## Set task
Please copy every one of the items below word for word, keeping each line as it is.

## Stored records
--------------------

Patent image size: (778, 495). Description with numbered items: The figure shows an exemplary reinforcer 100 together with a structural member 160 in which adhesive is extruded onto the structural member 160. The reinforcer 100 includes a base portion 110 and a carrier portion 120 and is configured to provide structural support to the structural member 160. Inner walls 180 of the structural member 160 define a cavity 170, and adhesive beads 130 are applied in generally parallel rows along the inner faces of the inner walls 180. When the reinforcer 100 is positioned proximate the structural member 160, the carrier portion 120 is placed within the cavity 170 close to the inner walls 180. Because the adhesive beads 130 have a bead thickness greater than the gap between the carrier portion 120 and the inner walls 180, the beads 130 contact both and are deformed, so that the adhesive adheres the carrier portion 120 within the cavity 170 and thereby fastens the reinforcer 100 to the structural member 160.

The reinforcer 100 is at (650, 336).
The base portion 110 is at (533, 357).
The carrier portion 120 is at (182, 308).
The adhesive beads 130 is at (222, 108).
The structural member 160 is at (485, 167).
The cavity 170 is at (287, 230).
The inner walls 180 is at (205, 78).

--------------------

## Output below
Patent image size: (778, 495). Description with numbered items: The figure shows an exemplary reinforcer 100 together with a structural member 160 in which adhesive is extruded onto the structural member 160. The reinforcer 100 includes a base portion 110 and a carrier portion 120 and is configured to provide structural support to the structural member 160. Inner walls 180 of the structural member 160 define a cavity 170, and adhesive beads 130 are applied in generally parallel rows along the inner faces of the inner walls 180. When the reinforcer 100 is positioned proximate the structural member 160, the carrier portion 120 is placed within the cavity 170 close to the inner walls 180. Because the adhesive beads 130 have a bead thickness greater than the gap between the carrier portion 120 and the inner walls 180, the beads 130 contact both and are deformed, so that the adhesive adheres the carrier portion 120 within the cavity 170 and thereby fastens the reinforcer 100 to the structural member 160.

The reinforcer 100 is at (650, 336).
The base portion 110 is at (533, 357).
The carrier portion 120 is at (182, 308).
The adhesive beads 130 is at (222, 108).
The structural member 160 is at (485, 167).
The cavity 170 is at (287, 230).
The inner walls 180 is at (205, 78).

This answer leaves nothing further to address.